#### [Extracted records]
--*--
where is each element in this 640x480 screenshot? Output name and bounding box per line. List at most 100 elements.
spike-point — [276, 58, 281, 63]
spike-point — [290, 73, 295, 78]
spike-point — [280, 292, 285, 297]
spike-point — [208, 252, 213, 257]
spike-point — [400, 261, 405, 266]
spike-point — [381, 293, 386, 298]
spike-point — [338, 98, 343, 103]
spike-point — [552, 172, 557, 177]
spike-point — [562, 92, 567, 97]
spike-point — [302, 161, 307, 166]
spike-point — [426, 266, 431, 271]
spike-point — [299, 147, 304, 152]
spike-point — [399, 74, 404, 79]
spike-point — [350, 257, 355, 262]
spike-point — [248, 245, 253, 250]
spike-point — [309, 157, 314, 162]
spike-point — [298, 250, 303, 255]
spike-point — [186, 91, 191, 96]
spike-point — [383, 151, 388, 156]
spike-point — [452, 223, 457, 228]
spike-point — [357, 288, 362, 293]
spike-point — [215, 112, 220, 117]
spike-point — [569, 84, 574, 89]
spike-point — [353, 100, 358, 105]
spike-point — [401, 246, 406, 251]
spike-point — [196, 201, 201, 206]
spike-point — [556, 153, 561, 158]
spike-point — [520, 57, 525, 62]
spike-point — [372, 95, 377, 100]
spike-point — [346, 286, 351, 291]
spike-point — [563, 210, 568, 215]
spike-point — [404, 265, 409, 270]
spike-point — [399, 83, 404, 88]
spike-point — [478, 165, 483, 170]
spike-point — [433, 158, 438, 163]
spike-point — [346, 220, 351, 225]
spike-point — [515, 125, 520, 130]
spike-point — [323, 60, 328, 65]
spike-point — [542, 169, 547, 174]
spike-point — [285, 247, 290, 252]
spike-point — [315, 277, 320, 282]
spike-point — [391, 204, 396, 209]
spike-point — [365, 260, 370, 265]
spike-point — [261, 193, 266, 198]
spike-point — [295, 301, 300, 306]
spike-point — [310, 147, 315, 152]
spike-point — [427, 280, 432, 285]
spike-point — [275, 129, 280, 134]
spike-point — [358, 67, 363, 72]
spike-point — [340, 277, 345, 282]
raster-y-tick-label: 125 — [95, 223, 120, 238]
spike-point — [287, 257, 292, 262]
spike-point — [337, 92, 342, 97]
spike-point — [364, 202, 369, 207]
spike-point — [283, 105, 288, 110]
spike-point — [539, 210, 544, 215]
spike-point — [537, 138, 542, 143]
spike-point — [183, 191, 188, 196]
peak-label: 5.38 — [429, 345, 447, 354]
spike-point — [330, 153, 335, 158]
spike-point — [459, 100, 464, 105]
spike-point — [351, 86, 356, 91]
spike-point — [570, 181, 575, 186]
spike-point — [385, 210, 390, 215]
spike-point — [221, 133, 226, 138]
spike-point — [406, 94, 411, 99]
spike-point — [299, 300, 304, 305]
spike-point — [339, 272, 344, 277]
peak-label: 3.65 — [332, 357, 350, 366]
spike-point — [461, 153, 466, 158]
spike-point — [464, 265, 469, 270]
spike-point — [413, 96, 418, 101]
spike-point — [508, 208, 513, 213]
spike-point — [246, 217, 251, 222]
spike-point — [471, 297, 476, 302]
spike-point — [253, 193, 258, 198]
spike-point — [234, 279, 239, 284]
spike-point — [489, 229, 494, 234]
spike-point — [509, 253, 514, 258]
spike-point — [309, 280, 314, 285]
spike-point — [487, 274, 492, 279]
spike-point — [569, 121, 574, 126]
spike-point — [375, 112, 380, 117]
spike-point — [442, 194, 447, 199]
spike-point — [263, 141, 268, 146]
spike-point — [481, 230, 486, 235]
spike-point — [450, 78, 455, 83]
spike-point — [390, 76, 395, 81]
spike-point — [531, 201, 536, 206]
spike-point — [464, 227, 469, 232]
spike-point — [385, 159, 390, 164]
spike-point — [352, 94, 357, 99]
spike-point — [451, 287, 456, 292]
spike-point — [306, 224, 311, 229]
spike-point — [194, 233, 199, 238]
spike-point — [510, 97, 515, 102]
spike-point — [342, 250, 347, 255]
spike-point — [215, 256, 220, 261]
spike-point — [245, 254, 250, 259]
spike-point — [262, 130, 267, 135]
--*--
#### [Exercise prompt]
Copy the rows above from the very first one through the row containing "spike-point — [569, 84, 574, 89]", both ends included, and change nothing in them.

#### [Full answer]
where is each element in this 640x480 screenshot? Output name and bounding box per line. List at most 100 elements.
spike-point — [276, 58, 281, 63]
spike-point — [290, 73, 295, 78]
spike-point — [280, 292, 285, 297]
spike-point — [208, 252, 213, 257]
spike-point — [400, 261, 405, 266]
spike-point — [381, 293, 386, 298]
spike-point — [338, 98, 343, 103]
spike-point — [552, 172, 557, 177]
spike-point — [562, 92, 567, 97]
spike-point — [302, 161, 307, 166]
spike-point — [426, 266, 431, 271]
spike-point — [299, 147, 304, 152]
spike-point — [399, 74, 404, 79]
spike-point — [350, 257, 355, 262]
spike-point — [248, 245, 253, 250]
spike-point — [309, 157, 314, 162]
spike-point — [298, 250, 303, 255]
spike-point — [186, 91, 191, 96]
spike-point — [383, 151, 388, 156]
spike-point — [452, 223, 457, 228]
spike-point — [357, 288, 362, 293]
spike-point — [215, 112, 220, 117]
spike-point — [569, 84, 574, 89]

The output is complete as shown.